• _ENTRIES SUPPLIED_:
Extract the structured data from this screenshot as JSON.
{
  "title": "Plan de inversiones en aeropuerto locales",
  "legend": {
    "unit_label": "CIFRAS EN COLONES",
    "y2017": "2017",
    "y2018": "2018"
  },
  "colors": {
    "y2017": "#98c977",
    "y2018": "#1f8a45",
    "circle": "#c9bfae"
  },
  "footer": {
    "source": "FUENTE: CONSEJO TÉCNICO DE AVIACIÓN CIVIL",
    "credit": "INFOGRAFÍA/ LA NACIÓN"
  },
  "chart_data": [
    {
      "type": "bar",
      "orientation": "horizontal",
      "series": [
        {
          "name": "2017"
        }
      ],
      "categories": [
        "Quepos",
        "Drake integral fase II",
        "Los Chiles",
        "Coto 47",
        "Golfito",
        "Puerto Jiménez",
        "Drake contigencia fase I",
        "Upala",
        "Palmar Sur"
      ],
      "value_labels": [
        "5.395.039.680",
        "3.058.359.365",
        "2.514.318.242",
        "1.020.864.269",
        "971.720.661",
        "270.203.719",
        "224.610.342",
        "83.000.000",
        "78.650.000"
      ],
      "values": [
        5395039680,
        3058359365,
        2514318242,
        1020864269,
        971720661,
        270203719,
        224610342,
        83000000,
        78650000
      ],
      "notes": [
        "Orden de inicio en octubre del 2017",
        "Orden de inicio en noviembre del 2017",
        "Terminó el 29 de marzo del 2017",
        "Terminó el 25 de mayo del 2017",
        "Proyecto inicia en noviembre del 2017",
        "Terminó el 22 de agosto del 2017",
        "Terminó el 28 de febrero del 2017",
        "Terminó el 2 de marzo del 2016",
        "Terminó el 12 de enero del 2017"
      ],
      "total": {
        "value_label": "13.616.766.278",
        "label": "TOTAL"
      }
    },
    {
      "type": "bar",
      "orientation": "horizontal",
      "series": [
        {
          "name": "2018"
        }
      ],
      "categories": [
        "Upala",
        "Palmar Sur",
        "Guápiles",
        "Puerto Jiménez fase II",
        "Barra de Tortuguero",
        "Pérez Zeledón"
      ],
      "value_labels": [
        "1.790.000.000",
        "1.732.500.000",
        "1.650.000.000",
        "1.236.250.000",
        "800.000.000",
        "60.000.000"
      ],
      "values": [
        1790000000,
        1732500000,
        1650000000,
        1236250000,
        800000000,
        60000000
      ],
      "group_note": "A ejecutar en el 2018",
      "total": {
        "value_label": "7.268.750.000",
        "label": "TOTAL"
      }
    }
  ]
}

• _PROBLEM TO WORK ON_:
Make a verbatim copy of every entry shown above.

• _RIGHT ANSWER_:
Extract the structured data from this screenshot as JSON.
{
  "title": "Plan de inversiones en aeropuerto locales",
  "legend": {
    "unit_label": "CIFRAS EN COLONES",
    "y2017": "2017",
    "y2018": "2018"
  },
  "colors": {
    "y2017": "#98c977",
    "y2018": "#1f8a45",
    "circle": "#c9bfae"
  },
  "footer": {
    "source": "FUENTE: CONSEJO TÉCNICO DE AVIACIÓN CIVIL",
    "credit": "INFOGRAFÍA/ LA NACIÓN"
  },
  "chart_data": [
    {
      "type": "bar",
      "orientation": "horizontal",
      "series": [
        {
          "name": "2017"
        }
      ],
      "categories": [
        "Quepos",
        "Drake integral fase II",
        "Los Chiles",
        "Coto 47",
        "Golfito",
        "Puerto Jiménez",
        "Drake contigencia fase I",
        "Upala",
        "Palmar Sur"
      ],
      "value_labels": [
        "5.395.039.680",
        "3.058.359.365",
        "2.514.318.242",
        "1.020.864.269",
        "971.720.661",
        "270.203.719",
        "224.610.342",
        "83.000.000",
        "78.650.000"
      ],
      "values": [
        5395039680,
        3058359365,
        2514318242,
        1020864269,
        971720661,
        270203719,
        224610342,
        83000000,
        78650000
      ],
      "notes": [
        "Orden de inicio en octubre del 2017",
        "Orden de inicio en noviembre del 2017",
        "Terminó el 29 de marzo del 2017",
        "Terminó el 25 de mayo del 2017",
        "Proyecto inicia en noviembre del 2017",
        "Terminó el 22 de agosto del 2017",
        "Terminó el 28 de febrero del 2017",
        "Terminó el 2 de marzo del 2016",
        "Terminó el 12 de enero del 2017"
      ],
      "total": {
        "value_label": "13.616.766.278",
        "label": "TOTAL"
      }
    },
    {
      "type": "bar",
      "orientation": "horizontal",
      "series": [
        {
          "name": "2018"
        }
      ],
      "categories": [
        "Upala",
        "Palmar Sur",
        "Guápiles",
        "Puerto Jiménez fase II",
        "Barra de Tortuguero",
        "Pérez Zeledón"
      ],
      "value_labels": [
        "1.790.000.000",
        "1.732.500.000",
        "1.650.000.000",
        "1.236.250.000",
        "800.000.000",
        "60.000.000"
      ],
      "values": [
        1790000000,
        1732500000,
        1650000000,
        1236250000,
        800000000,
        60000000
      ],
      "group_note": "A ejecutar en el 2018",
      "total": {
        "value_label": "7.268.750.000",
        "label": "TOTAL"
      }
    }
  ]
}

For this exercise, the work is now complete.